**Short problem**
From the entries that follow, extract each line holding the string "Spending".
● ● ●
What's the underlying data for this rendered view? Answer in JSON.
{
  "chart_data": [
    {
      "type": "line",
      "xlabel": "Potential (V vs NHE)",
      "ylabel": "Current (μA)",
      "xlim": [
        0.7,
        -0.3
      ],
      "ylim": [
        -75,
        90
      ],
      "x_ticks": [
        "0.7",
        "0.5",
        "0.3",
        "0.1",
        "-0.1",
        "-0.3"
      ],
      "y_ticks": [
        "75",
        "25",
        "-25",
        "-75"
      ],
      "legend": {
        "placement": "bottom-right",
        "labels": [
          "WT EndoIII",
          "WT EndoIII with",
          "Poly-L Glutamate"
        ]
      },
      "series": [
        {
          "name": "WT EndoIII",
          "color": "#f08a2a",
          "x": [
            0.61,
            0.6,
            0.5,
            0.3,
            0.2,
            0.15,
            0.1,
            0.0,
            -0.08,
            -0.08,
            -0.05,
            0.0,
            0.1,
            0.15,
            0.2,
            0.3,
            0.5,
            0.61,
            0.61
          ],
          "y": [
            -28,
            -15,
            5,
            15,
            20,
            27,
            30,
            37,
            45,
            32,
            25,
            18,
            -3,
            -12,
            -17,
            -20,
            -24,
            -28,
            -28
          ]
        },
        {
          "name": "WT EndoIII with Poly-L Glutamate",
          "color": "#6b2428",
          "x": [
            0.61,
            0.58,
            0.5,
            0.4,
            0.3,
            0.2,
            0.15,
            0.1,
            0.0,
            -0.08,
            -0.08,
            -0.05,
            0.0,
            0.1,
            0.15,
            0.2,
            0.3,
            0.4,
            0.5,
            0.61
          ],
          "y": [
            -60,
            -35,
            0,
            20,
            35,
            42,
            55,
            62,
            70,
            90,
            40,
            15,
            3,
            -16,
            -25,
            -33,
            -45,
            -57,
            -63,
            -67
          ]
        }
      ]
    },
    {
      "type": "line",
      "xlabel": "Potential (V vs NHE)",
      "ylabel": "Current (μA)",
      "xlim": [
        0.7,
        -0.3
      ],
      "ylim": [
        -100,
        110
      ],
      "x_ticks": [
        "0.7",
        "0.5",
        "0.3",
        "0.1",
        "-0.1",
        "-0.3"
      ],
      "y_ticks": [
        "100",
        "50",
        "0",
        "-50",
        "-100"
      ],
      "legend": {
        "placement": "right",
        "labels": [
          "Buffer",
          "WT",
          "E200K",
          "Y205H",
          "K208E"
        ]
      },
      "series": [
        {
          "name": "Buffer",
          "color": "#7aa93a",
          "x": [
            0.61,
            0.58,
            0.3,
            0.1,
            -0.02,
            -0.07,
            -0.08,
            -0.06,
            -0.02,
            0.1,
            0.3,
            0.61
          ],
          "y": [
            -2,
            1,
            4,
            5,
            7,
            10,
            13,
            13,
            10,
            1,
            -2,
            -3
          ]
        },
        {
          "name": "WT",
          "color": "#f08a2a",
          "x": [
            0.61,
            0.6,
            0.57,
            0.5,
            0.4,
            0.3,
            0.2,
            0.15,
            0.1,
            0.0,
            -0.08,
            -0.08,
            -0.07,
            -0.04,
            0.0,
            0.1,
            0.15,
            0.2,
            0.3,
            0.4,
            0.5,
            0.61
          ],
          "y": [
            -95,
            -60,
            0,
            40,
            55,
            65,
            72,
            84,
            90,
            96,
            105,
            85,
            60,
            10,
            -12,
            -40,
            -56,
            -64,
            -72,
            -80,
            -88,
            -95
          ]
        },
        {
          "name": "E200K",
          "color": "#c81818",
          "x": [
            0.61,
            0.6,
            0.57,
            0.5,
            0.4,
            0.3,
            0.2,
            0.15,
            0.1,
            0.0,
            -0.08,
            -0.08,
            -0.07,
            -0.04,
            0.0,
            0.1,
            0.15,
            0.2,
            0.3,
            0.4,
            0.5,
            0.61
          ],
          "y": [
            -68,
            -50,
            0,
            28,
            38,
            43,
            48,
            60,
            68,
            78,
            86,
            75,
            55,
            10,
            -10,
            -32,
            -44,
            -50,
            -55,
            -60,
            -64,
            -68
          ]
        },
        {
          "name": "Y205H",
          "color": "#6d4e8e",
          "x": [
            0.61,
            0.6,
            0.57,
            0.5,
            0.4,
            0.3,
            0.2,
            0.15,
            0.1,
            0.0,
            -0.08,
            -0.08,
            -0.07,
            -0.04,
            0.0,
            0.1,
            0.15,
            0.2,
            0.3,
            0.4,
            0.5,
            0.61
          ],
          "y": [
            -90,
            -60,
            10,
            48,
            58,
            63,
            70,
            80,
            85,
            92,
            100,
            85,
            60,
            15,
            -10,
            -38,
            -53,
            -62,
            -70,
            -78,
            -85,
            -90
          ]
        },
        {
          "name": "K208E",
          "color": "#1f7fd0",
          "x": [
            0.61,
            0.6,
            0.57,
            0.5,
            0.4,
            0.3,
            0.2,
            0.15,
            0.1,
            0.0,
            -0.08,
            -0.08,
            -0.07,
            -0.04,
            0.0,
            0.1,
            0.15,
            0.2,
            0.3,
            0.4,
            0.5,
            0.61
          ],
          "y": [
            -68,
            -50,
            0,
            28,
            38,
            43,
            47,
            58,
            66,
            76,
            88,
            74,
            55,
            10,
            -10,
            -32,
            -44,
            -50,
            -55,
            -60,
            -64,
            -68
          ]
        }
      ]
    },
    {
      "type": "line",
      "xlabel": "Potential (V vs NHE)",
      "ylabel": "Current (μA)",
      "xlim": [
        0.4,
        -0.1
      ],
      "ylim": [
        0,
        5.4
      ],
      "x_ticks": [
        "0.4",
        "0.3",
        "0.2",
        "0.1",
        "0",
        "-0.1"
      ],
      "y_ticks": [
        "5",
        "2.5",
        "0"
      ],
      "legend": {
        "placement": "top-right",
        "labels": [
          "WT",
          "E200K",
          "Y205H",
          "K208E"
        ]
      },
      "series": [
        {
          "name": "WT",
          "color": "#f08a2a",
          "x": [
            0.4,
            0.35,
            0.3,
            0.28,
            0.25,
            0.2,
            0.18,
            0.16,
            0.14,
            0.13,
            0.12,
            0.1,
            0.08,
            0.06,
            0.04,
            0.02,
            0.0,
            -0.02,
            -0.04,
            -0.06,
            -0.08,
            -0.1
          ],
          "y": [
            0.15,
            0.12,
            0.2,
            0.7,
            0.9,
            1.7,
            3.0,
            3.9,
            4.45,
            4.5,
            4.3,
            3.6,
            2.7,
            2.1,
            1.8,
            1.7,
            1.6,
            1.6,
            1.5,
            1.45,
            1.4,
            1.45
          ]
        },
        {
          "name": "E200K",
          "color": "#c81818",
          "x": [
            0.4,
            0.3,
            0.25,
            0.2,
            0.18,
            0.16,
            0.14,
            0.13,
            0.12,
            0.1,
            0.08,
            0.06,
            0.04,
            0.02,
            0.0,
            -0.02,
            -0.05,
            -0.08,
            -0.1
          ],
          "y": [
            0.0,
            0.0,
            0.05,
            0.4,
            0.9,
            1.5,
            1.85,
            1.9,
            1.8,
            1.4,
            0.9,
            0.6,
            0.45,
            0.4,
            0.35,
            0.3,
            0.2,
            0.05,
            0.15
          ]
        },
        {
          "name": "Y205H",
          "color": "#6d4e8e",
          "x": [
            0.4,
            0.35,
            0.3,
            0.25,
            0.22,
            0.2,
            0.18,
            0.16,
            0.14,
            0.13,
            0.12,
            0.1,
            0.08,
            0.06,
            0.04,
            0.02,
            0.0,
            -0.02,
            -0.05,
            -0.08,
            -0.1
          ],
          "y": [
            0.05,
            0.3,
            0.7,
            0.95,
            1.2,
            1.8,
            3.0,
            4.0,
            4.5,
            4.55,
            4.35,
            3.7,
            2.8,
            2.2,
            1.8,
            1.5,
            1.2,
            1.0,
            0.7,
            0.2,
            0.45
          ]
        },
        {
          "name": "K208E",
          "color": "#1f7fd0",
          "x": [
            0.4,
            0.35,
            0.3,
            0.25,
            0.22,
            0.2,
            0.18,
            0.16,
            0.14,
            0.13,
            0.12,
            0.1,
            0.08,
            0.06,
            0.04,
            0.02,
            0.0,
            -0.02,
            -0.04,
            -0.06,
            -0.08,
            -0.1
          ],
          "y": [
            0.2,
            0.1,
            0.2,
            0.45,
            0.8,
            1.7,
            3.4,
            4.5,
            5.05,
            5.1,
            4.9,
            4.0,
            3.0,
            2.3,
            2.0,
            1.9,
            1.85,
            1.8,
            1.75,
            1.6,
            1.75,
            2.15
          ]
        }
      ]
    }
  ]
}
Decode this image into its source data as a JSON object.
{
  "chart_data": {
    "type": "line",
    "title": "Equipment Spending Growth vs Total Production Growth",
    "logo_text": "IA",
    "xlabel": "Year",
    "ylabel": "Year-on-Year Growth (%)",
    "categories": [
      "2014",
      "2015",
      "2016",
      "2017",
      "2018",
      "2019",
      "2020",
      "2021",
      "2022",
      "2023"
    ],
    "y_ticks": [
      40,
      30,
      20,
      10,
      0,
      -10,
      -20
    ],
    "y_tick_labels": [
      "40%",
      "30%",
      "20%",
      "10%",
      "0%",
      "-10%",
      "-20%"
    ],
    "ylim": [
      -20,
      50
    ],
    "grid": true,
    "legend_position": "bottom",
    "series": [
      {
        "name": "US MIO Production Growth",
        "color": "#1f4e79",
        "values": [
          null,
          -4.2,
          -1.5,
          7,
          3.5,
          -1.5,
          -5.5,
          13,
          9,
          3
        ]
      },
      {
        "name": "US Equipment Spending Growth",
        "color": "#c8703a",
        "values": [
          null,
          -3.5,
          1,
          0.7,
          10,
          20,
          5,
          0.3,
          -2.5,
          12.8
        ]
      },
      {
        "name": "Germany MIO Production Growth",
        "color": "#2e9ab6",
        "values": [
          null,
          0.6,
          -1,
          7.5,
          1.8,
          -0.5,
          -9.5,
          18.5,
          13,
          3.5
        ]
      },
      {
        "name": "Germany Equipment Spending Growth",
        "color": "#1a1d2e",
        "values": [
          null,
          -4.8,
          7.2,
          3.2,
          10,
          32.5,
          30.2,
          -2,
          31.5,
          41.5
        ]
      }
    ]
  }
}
● ● ●
**Reply**
    "title": "Equipment Spending Growth vs Total Production Growth",
        "name": "US Equipment Spending Growth",
        "name": "Germany Equipment Spending Growth",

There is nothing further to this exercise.